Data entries
— START —
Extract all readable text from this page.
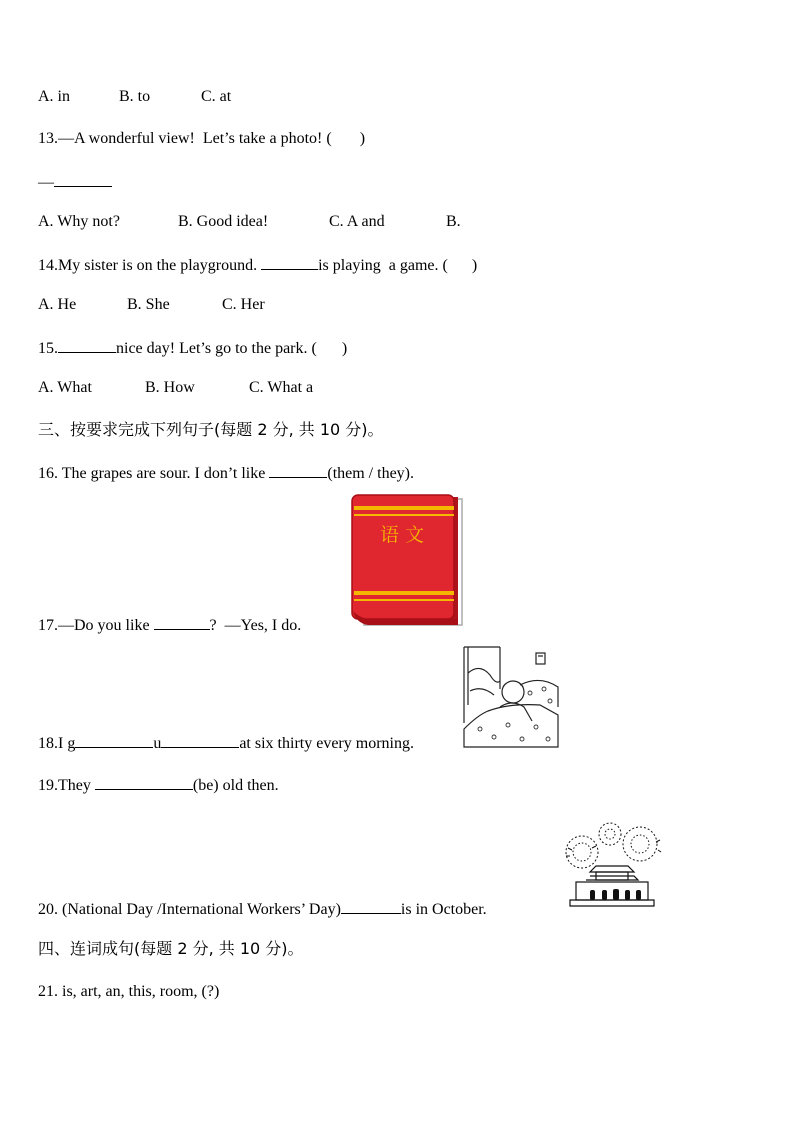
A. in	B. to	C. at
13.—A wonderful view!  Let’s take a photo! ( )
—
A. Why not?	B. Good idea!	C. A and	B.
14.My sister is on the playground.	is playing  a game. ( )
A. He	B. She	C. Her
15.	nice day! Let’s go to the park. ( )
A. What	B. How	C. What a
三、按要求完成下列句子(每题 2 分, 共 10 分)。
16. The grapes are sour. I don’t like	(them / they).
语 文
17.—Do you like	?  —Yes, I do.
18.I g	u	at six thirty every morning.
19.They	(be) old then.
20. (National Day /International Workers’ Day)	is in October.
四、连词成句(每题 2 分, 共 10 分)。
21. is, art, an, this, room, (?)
— END —
— START —
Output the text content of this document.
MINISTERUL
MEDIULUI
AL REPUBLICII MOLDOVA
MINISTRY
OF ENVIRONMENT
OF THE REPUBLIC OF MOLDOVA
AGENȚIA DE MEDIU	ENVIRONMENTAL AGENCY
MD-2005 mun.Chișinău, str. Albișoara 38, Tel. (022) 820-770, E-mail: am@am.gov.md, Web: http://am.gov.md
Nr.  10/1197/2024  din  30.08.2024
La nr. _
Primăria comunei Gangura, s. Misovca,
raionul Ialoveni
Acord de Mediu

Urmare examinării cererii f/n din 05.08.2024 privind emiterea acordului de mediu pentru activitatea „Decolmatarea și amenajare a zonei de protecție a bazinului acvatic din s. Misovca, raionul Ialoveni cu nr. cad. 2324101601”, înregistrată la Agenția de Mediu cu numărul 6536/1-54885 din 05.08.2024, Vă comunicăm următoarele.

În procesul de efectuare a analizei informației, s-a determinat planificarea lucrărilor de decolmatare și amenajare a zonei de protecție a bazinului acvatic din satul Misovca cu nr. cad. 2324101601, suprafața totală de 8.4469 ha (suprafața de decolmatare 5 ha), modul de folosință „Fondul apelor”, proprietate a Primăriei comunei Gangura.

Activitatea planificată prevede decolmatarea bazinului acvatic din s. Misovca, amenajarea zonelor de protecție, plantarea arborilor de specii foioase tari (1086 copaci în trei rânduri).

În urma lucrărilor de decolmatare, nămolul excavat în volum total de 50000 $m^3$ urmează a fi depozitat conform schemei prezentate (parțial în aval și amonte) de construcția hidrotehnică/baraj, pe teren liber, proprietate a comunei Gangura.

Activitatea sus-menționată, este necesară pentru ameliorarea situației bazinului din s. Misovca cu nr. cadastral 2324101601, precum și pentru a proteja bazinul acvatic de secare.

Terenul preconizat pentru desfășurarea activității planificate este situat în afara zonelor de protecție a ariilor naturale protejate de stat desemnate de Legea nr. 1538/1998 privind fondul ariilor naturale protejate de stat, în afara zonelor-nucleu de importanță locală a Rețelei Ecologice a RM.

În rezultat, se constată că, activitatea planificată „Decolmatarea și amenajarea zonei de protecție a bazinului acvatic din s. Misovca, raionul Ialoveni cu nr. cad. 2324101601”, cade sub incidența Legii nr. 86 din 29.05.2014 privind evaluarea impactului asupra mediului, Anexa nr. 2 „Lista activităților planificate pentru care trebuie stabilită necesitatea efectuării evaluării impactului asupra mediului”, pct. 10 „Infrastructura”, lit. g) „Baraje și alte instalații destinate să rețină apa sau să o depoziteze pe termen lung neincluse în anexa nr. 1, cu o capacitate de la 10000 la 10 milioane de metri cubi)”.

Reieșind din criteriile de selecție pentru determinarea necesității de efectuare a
— END —
— START —
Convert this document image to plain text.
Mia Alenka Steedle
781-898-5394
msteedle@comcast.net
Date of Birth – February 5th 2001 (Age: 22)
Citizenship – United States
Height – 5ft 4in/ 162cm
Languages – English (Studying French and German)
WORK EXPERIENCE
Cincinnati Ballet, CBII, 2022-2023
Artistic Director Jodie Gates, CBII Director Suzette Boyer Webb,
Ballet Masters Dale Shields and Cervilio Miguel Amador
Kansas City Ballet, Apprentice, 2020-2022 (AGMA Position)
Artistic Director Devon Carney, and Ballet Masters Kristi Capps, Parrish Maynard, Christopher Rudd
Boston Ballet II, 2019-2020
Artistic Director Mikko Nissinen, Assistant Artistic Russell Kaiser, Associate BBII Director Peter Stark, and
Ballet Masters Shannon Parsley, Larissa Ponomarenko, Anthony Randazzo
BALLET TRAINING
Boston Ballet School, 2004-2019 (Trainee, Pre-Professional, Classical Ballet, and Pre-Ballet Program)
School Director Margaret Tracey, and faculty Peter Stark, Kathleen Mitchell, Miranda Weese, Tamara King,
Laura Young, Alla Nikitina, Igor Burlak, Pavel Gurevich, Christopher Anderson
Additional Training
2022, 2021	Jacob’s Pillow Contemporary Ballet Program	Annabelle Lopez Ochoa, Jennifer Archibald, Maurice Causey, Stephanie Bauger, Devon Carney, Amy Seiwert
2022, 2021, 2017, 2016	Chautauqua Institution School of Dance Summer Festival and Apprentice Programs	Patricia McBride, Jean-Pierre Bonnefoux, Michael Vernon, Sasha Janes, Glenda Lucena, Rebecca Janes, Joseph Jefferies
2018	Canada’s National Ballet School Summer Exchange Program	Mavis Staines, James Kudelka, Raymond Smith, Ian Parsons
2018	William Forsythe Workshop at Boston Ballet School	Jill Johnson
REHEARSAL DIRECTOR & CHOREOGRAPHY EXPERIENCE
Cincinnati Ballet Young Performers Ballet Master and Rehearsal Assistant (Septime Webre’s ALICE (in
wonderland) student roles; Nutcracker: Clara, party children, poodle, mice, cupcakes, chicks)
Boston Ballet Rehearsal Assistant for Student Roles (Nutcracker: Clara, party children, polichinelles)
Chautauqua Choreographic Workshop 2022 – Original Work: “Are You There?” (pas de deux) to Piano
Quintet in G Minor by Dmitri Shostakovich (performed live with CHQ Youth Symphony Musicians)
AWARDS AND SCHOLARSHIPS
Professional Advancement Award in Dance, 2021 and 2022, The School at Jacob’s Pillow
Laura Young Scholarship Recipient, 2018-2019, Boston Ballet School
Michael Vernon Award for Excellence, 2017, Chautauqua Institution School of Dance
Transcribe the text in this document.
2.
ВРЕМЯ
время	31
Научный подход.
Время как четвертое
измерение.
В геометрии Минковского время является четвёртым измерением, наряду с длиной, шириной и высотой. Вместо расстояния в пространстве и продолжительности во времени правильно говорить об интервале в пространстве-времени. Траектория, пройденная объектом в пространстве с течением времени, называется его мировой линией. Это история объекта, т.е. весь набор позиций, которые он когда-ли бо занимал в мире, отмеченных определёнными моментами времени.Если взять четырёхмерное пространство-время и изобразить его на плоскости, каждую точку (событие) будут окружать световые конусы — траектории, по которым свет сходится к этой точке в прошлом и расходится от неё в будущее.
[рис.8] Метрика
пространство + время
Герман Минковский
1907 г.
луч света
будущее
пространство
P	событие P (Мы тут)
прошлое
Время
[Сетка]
— END —
Go through the records line by line and count those containing the string "Cincinnati". Give only the total.

2